§ **Prompt**
Only the pictures are left out: repeat the rest of the entries exactly.

§ **Figure collection entries**
==================================================

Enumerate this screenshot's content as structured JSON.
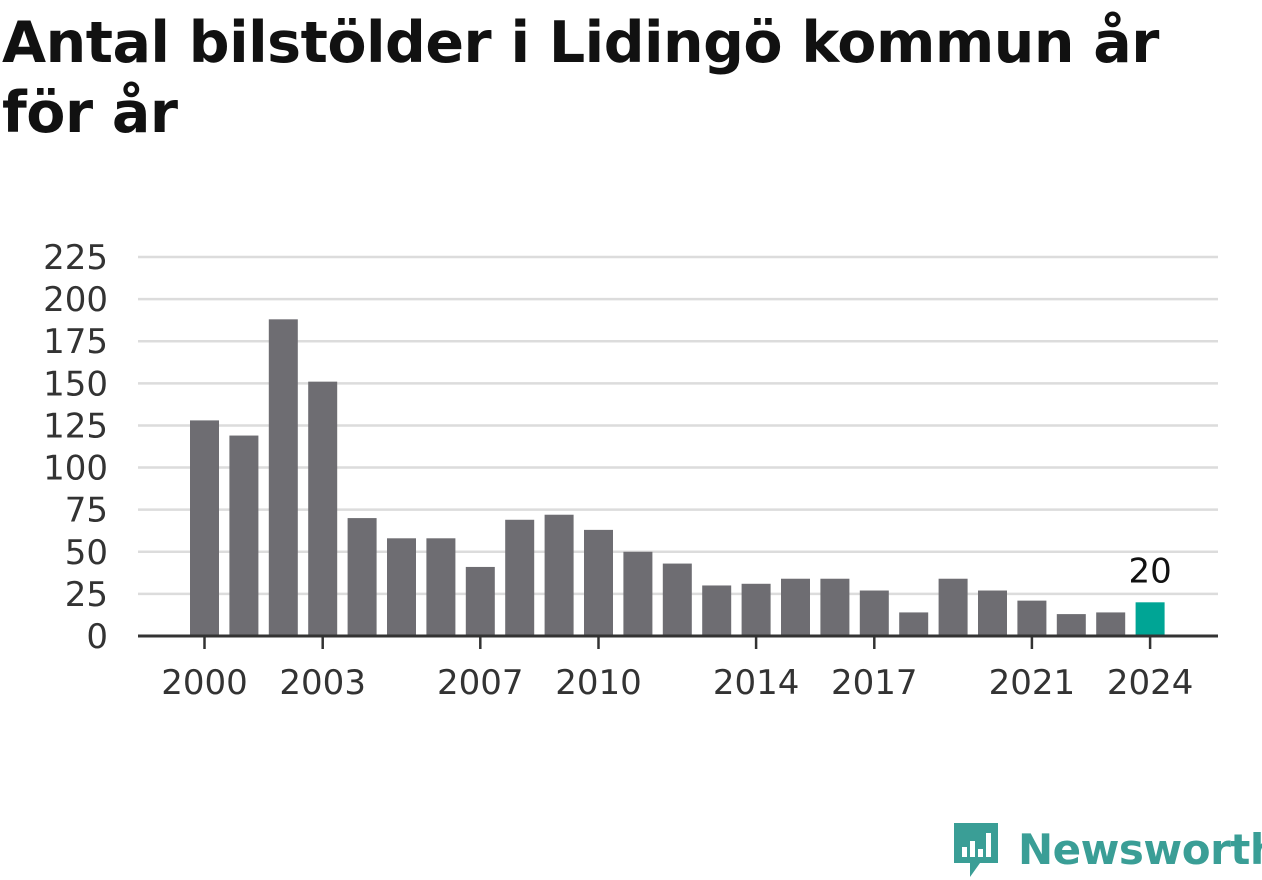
{
  "title": "Antal bilstölder i Lidingö kommun år för år",
  "brand": {
    "name": "Newsworthy",
    "icon": "newsworthy-logo-icon",
    "color": "#3a9e96"
  },
  "chart_data": {
    "type": "bar",
    "title": "Antal bilstölder i Lidingö kommun år för år",
    "xlabel": "",
    "ylabel": "",
    "categories": [
      "2000",
      "2001",
      "2002",
      "2003",
      "2004",
      "2005",
      "2006",
      "2007",
      "2008",
      "2009",
      "2010",
      "2011",
      "2012",
      "2013",
      "2014",
      "2015",
      "2016",
      "2017",
      "2018",
      "2019",
      "2020",
      "2021",
      "2022",
      "2023",
      "2024"
    ],
    "x_tick_labels": [
      "2000",
      "2003",
      "2007",
      "2010",
      "2014",
      "2017",
      "2021",
      "2024"
    ],
    "values": [
      128,
      119,
      188,
      151,
      70,
      58,
      58,
      41,
      69,
      72,
      63,
      50,
      43,
      30,
      31,
      34,
      34,
      27,
      14,
      34,
      27,
      21,
      13,
      14,
      20
    ],
    "ylim": [
      0,
      225
    ],
    "yticks": [
      0,
      25,
      50,
      75,
      100,
      125,
      150,
      175,
      200,
      225
    ],
    "grid": true,
    "bar_color": "#6e6d72",
    "highlight_color": "#00a595",
    "highlight_category": "2024",
    "highlight_label": "20"
  }
}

==================================================

§ **Answer to this task**
Enumerate this screenshot's content as structured JSON.
{
  "title": "Antal bilstölder i Lidingö kommun år för år",
  "brand": {
    "name": "Newsworthy",
    "icon": "newsworthy-logo-icon",
    "color": "#3a9e96"
  },
  "chart_data": {
    "type": "bar",
    "title": "Antal bilstölder i Lidingö kommun år för år",
    "xlabel": "",
    "ylabel": "",
    "categories": [
      "2000",
      "2001",
      "2002",
      "2003",
      "2004",
      "2005",
      "2006",
      "2007",
      "2008",
      "2009",
      "2010",
      "2011",
      "2012",
      "2013",
      "2014",
      "2015",
      "2016",
      "2017",
      "2018",
      "2019",
      "2020",
      "2021",
      "2022",
      "2023",
      "2024"
    ],
    "x_tick_labels": [
      "2000",
      "2003",
      "2007",
      "2010",
      "2014",
      "2017",
      "2021",
      "2024"
    ],
    "values": [
      128,
      119,
      188,
      151,
      70,
      58,
      58,
      41,
      69,
      72,
      63,
      50,
      43,
      30,
      31,
      34,
      34,
      27,
      14,
      34,
      27,
      21,
      13,
      14,
      20
    ],
    "ylim": [
      0,
      225
    ],
    "yticks": [
      0,
      25,
      50,
      75,
      100,
      125,
      150,
      175,
      200,
      225
    ],
    "grid": true,
    "bar_color": "#6e6d72",
    "highlight_color": "#00a595",
    "highlight_category": "2024",
    "highlight_label": "20"
  }
}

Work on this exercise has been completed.